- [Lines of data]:

◇ ◇ ◇ ◇ ◇ ◇ ◇

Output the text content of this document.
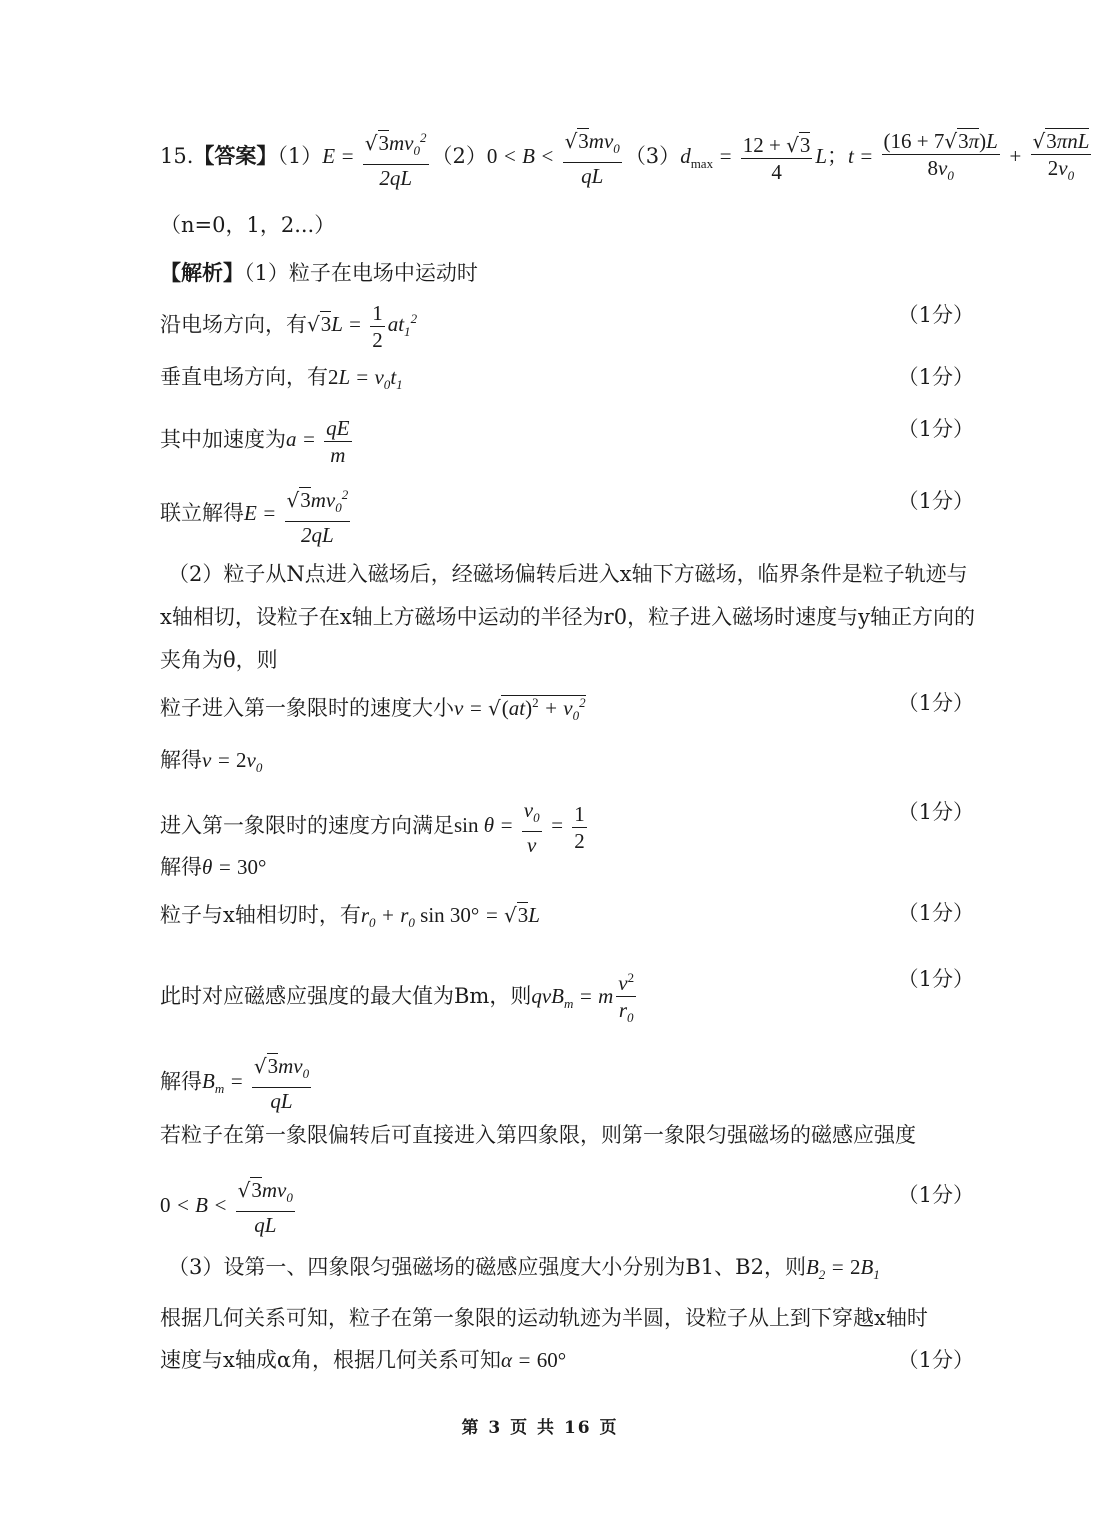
15.【答案】$(1)E = \frac{√3mv_0^2}{2qL} (2)0 < B < \frac{√3mv_0}{qL} (3)d_{max} = \frac{12 + √3}{4}$ L；$t = \frac{(16 + 7√3\pi)L}{8v_0} + \frac{\text{√3πnL}}{2v_0}$
（n=0，1，2...）
【解析】（1）粒子在电场中运动时
沿电场方向，有$√3L = \frac{1}{2} at_1^2$	（1分）
垂直电场方向，有$2L = v_0t_1$	（1分）
其中加速度为$a = \frac{qE}{m}$	（1分）
联立解得$E = \frac{√3mv_0^2}{2qL}$	（1分）
（2）粒子从N点进入磁场后，经磁场偏转后进入x轴下方磁场，临界条件是粒子轨迹与x轴相切，设粒子在x轴上方磁场中运动的半径为r0，粒子进入磁场时速度与y轴正方向的夹角为θ，则
粒子进入第一象限时的速度大小$v = √(at)^2 + v_0^2$	（1分）
解得$v = 2v_0$
进入第一象限时的速度方向满足$\sin \theta = \frac{v_0}{v} = \frac{1}{2}$	（1分）
解得θ = 30°
粒子与x轴相切时，有$r_0 + r_0$ sin 30° = √3L	（1分）
此时对应磁感应强度的最大值为Bm，则qvB$_m$ = m $\frac{v^2}{r_0}$	（1分）
解得$B_m = \frac{√3mv_0}{qL}$
若粒子在第一象限偏转后可直接进入第四象限，则第一象限匀强磁场的磁感应强度
$0 < B < \frac{√3mv_0}{qL}$	（1分）
（3）设第一、四象限匀强磁场的磁感应强度大小分别为B1、B2，则$B_2 = 2B_1$
根据几何关系可知，粒子在第一象限的运动轨迹为半圆，设粒子从上到下穿越x轴时
速度与x轴成α角，根据几何关系可知α = 60°	（1分）
第 3 页 共 16 页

◇ ◇ ◇ ◇ ◇ ◇ ◇

- [DIRECTION]:
Check each line of the records for the word "text", and show the lines that contain it.

- [WRITTEN SOLUTION]:
Output the text content of this document.
15.【答案】$(1)E = \frac{√3mv_0^2}{2qL} (2)0 < B < \frac{√3mv_0}{qL} (3)d_{max} = \frac{12 + √3}{4}$ L；$t = \frac{(16 + 7√3\pi)L}{8v_0} + \frac{\text{√3πnL}}{2v_0}$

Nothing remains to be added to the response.